Document section:
- - -

[Intel-gfx] [PATCH 1/2] drm/i915: Add code to accept valid locked WOPCM register values

Michał Winiarski michal.winiarski at intel.com
Fri Mar 23 14:01:37 UTC 2018


On Thu, Mar 22, 2018 at 02:27:59PM -0700, Yaodong Li wrote:
> On 03/22/2018 01:38 PM, Michał Winiarski wrote:
> > On Tue, Mar 20, 2018 at 04:18:46PM -0700, Jackie Li wrote:
> > > In current code, we only compare the locked WOPCM register values with the
> > > calculated values. However, we can continue loading GuC/HuC firmware if the
> > > locked (or partially locked) values were valid for current GuC/HuC firmware
> > > sizes.
> > > 
> > > This patch added a new code path to verify whether the locked register
> > > values can be used for GuC/HuC firmware loading, it will recalculate the
> > > verify the new values if these registers were partially locked, so that we
> > > won't fail the GuC/HuC firmware loading even if the locked register values
> > > are different from the calculated ones.

- - -

Tasks to complete:
1: According to the patch message, what does the current code compare the locked WOPCM register values with?
2: Transcribe the patch message word for word, starting with "On Thu, Mar" and going on through "the calculated ones.".
The listing that follows comes from a different source than the patch message.

Collected material:
- - -

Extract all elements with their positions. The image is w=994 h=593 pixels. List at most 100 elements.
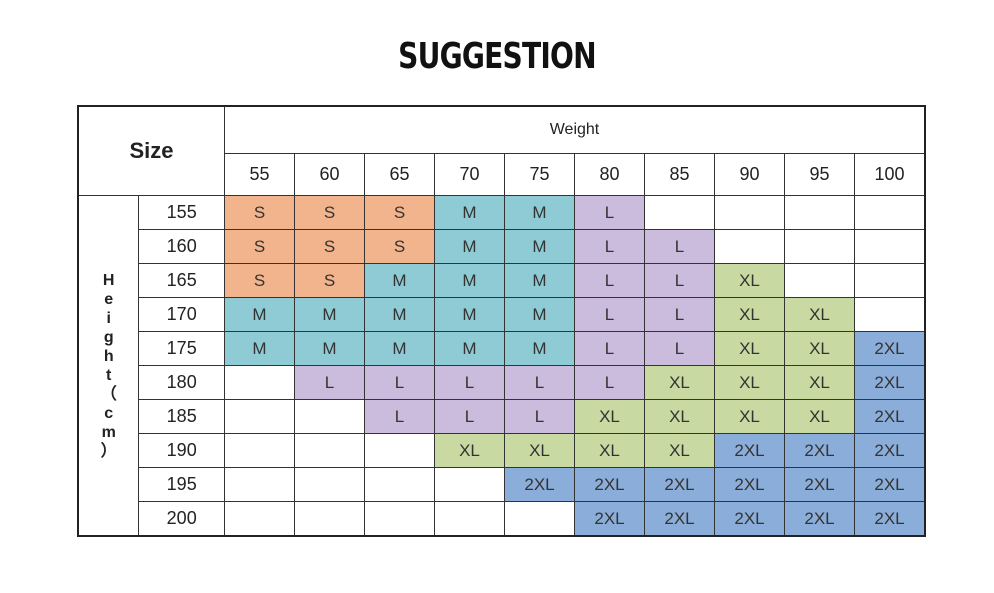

- - -

Outputs by task:
1: The calculated values.

2:
On Thu, Mar 22, 2018 at 02:27:59PM -0700, Yaodong Li wrote:
> On 03/22/2018 01:38 PM, Michał Winiarski wrote:
> > On Tue, Mar 20, 2018 at 04:18:46PM -0700, Jackie Li wrote:
> > > In current code, we only compare the locked WOPCM register values with the
> > > calculated values. However, we can continue loading GuC/HuC firmware if the
> > > locked (or partially locked) values were valid for current GuC/HuC firmware
> > > sizes.
> > > 
> > > This patch added a new code path to verify whether the locked register
> > > values can be used for GuC/HuC firmware loading, it will recalculate the
> > > verify the new values if these registers were partially locked, so that we
> > > won't fail the GuC/HuC firmware loading even if the locked register values
> > > are different from the calculated ones.